◆ To do: Restate the whole listing word for word. Pictures are left out.

################

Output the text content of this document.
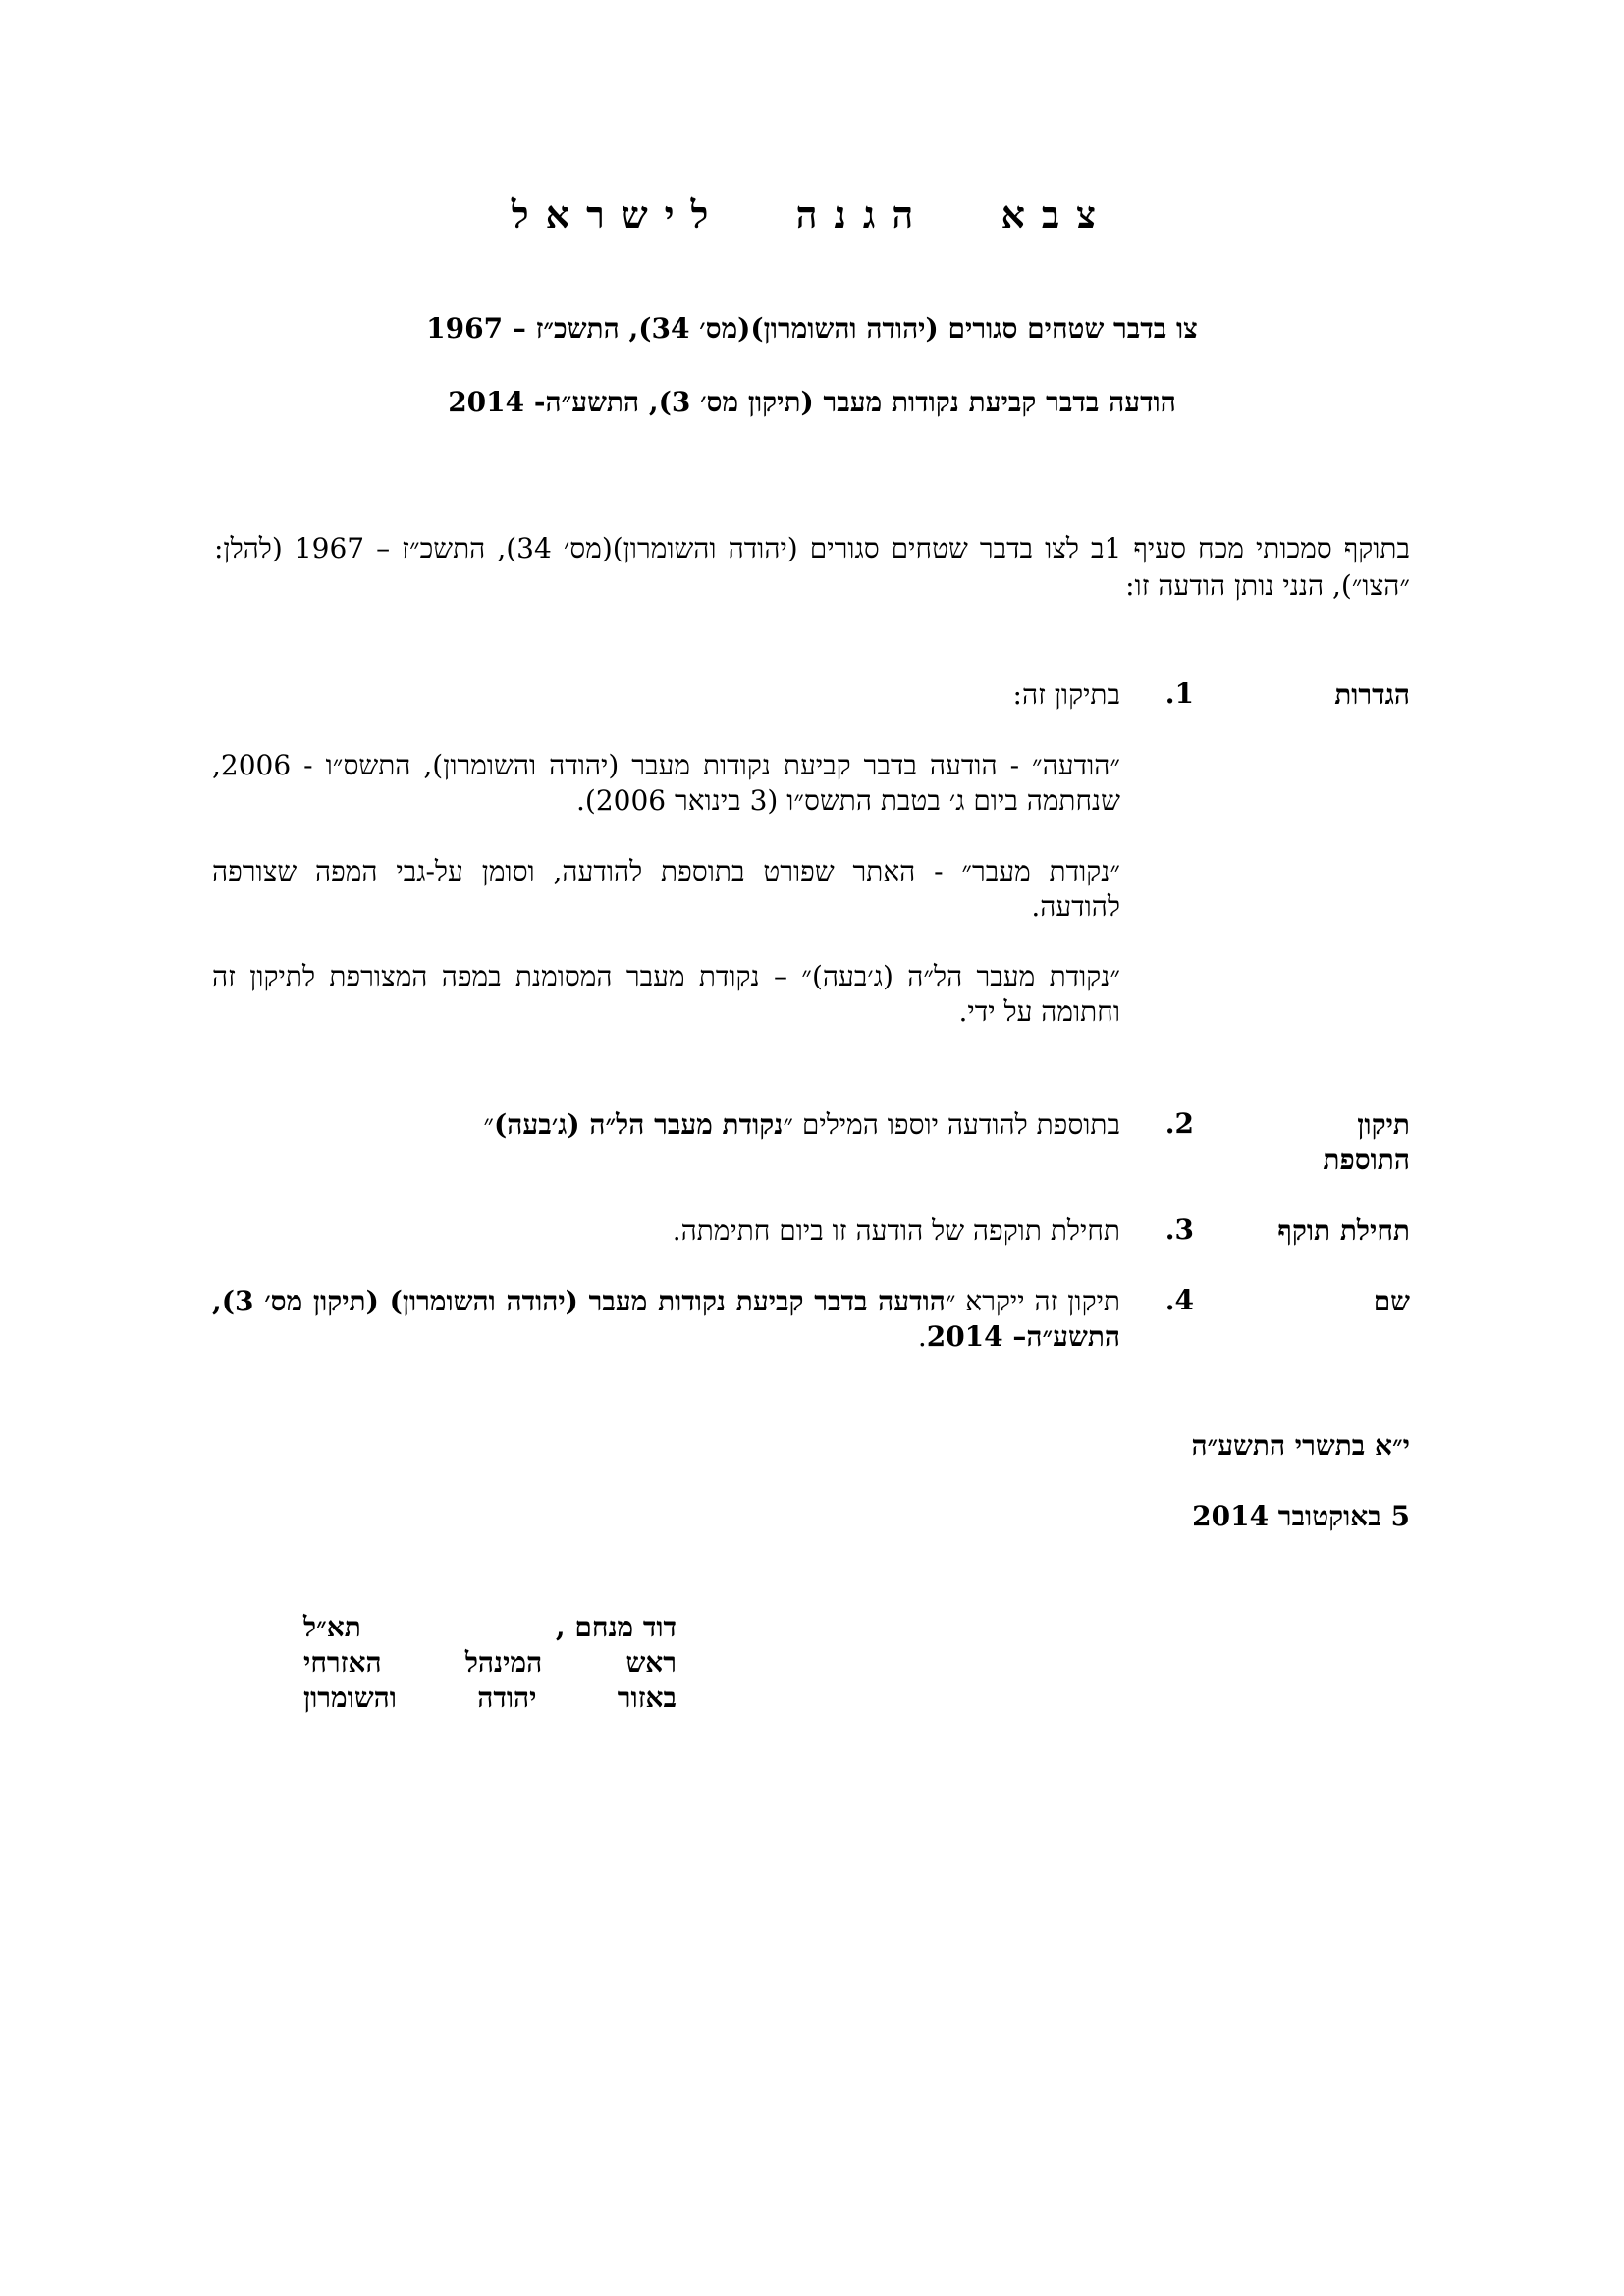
צבא הגנה לישראל
צו בדבר שטחים סגורים (יהודה והשומרון)(מס׳ 34), התשכ״ז – 1967
הודעה בדבר קביעת נקודות מעבר (תיקון מס׳ 3), התשע״ה- 2014
בתוקף סמכותי מכח סעיף 1ב לצו בדבר שטחים סגורים (יהודה והשומרון)(מס׳ 34), התשכ״ז – 1967 (להלן: ״הצו״), הנני נותן הודעה זו:
הגדרות
1.
בתיקון זה:
״הודעה״ - הודעה בדבר קביעת נקודות מעבר (יהודה והשומרון), התשס״ו - 2006, שנחתמה ביום ג׳ בטבת התשס״ו (3 בינואר 2006).
״נקודת מעבר״ - האתר שפורט בתוספת להודעה, וסומן על-גבי המפה שצורפה להודעה.
״נקודת מעבר הל״ה (ג׳בעה)״ – נקודת מעבר המסומנת במפה המצורפת לתיקון זה וחתומה על ידי.
תיקון התוספת
2.
בתוספת להודעה יוספו המילים ״נקודת מעבר הל״ה (ג׳בעה)״
תחילת תוקף
3.
תחילת תוקפה של הודעה זו ביום חתימתה.
שם
4.
תיקון זה ייקרא ״הודעה בדבר קביעת נקודות מעבר (יהודה והשומרון) (תיקון מס׳ 3), התשע״ה– 2014.
י״א בתשרי התשע״ה
5 באוקטובר 2014
דוד מנחם ,
תא״ל
ראש
המינהל
האזרחי
באזור
יהודה
והשומרון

################

◆ Solution:
Output the text content of this document.
צבא הגנה לישראל
צו בדבר שטחים סגורים (יהודה והשומרון)(מס׳ 34), התשכ״ז – 1967
הודעה בדבר קביעת נקודות מעבר (תיקון מס׳ 3), התשע״ה- 2014
בתוקף סמכותי מכח סעיף 1ב לצו בדבר שטחים סגורים (יהודה והשומרון)(מס׳ 34), התשכ״ז – 1967 (להלן: ״הצו״), הנני נותן הודעה זו:
הגדרות
1.
בתיקון זה:
״הודעה״ - הודעה בדבר קביעת נקודות מעבר (יהודה והשומרון), התשס״ו - 2006, שנחתמה ביום ג׳ בטבת התשס״ו (3 בינואר 2006).
״נקודת מעבר״ - האתר שפורט בתוספת להודעה, וסומן על-גבי המפה שצורפה להודעה.
״נקודת מעבר הל״ה (ג׳בעה)״ – נקודת מעבר המסומנת במפה המצורפת לתיקון זה וחתומה על ידי.
תיקון התוספת
2.
בתוספת להודעה יוספו המילים ״נקודת מעבר הל״ה (ג׳בעה)״
תחילת תוקף
3.
תחילת תוקפה של הודעה זו ביום חתימתה.
שם
4.
תיקון זה ייקרא ״הודעה בדבר קביעת נקודות מעבר (יהודה והשומרון) (תיקון מס׳ 3), התשע״ה– 2014.
י״א בתשרי התשע״ה
5 באוקטובר 2014
דוד מנחם ,
תא״ל
ראש
המינהל
האזרחי
באזור
יהודה
והשומרון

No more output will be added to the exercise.